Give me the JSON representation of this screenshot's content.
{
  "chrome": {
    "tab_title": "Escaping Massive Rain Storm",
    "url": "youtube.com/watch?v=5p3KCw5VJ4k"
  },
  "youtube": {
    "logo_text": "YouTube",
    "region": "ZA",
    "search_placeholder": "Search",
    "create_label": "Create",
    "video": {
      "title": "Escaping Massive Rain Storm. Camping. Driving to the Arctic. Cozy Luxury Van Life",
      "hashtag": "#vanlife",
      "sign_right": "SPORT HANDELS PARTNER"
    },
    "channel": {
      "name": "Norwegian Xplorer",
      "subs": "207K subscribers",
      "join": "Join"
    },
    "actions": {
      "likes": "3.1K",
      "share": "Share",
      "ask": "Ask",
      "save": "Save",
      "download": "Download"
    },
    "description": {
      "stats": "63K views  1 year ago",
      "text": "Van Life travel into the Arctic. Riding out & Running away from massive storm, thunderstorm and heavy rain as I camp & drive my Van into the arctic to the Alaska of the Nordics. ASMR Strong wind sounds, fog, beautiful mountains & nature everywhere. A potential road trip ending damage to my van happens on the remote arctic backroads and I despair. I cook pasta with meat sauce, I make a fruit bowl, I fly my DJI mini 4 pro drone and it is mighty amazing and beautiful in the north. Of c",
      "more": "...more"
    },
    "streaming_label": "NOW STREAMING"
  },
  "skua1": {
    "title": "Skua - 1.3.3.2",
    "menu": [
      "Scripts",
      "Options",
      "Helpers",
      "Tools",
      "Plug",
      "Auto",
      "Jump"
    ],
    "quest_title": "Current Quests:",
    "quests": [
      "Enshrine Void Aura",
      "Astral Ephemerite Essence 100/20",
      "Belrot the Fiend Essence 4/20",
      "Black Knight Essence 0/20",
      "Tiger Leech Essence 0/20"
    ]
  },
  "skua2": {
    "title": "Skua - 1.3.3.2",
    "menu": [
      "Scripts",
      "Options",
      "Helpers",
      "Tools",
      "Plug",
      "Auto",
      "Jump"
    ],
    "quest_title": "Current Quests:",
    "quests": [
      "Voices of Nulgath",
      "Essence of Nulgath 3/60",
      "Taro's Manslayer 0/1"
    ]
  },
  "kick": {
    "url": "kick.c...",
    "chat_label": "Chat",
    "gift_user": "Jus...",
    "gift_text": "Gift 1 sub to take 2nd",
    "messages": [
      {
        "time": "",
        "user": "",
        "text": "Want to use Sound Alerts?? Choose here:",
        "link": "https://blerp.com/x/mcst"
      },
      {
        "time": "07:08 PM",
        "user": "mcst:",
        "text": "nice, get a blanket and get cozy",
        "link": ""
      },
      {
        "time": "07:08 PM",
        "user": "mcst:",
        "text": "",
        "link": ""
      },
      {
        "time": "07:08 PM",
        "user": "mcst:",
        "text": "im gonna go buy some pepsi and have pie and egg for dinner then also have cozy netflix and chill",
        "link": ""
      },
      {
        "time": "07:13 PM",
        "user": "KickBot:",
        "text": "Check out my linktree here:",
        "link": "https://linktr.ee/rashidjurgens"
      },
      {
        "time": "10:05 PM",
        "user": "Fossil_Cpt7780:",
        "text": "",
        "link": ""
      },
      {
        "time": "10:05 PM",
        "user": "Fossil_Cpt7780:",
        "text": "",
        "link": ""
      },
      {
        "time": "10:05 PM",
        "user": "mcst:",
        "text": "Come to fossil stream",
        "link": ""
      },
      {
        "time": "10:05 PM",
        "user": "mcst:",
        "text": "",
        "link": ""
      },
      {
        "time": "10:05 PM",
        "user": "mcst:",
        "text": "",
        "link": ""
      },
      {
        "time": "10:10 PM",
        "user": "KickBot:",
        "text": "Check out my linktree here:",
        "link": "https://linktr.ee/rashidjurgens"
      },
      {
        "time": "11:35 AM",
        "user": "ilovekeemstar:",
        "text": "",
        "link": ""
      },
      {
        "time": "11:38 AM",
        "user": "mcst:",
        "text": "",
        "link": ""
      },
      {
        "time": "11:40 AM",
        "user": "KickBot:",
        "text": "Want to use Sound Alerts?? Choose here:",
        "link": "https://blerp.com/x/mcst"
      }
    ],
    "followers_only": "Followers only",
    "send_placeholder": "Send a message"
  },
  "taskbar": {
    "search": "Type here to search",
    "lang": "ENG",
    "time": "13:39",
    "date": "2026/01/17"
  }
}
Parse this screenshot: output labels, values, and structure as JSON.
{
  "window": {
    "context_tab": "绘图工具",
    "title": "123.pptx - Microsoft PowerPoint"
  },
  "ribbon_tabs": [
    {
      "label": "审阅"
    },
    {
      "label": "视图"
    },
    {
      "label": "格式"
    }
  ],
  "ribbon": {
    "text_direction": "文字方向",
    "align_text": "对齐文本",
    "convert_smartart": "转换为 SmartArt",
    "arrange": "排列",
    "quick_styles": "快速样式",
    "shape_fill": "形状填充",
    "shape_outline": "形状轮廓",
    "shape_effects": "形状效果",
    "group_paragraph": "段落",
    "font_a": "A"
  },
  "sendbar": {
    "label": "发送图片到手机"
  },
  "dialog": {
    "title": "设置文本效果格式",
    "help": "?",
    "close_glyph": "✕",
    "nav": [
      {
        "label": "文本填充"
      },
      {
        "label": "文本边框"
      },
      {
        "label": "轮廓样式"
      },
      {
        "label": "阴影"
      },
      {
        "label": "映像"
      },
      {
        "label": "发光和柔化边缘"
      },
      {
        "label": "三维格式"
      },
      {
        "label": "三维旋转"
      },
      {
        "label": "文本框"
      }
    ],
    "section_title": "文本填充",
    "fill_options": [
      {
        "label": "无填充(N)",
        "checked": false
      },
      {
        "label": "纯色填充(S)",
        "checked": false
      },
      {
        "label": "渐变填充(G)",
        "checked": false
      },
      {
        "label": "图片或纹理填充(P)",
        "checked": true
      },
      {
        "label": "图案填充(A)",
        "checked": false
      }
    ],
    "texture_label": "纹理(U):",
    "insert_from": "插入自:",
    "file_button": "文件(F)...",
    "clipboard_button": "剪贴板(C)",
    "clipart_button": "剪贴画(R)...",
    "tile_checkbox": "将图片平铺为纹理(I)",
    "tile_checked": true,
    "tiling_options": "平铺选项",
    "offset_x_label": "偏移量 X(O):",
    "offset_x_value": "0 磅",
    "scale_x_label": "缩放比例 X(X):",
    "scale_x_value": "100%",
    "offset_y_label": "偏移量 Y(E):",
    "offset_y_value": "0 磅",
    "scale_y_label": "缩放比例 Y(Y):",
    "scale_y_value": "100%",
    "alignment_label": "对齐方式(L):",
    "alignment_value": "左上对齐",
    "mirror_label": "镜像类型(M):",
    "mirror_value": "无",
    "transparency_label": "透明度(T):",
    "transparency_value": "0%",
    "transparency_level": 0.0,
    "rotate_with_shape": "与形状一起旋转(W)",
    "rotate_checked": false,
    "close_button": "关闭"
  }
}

===============

Report how many lines of the records above contain the word "screenshot", and give only that number.

2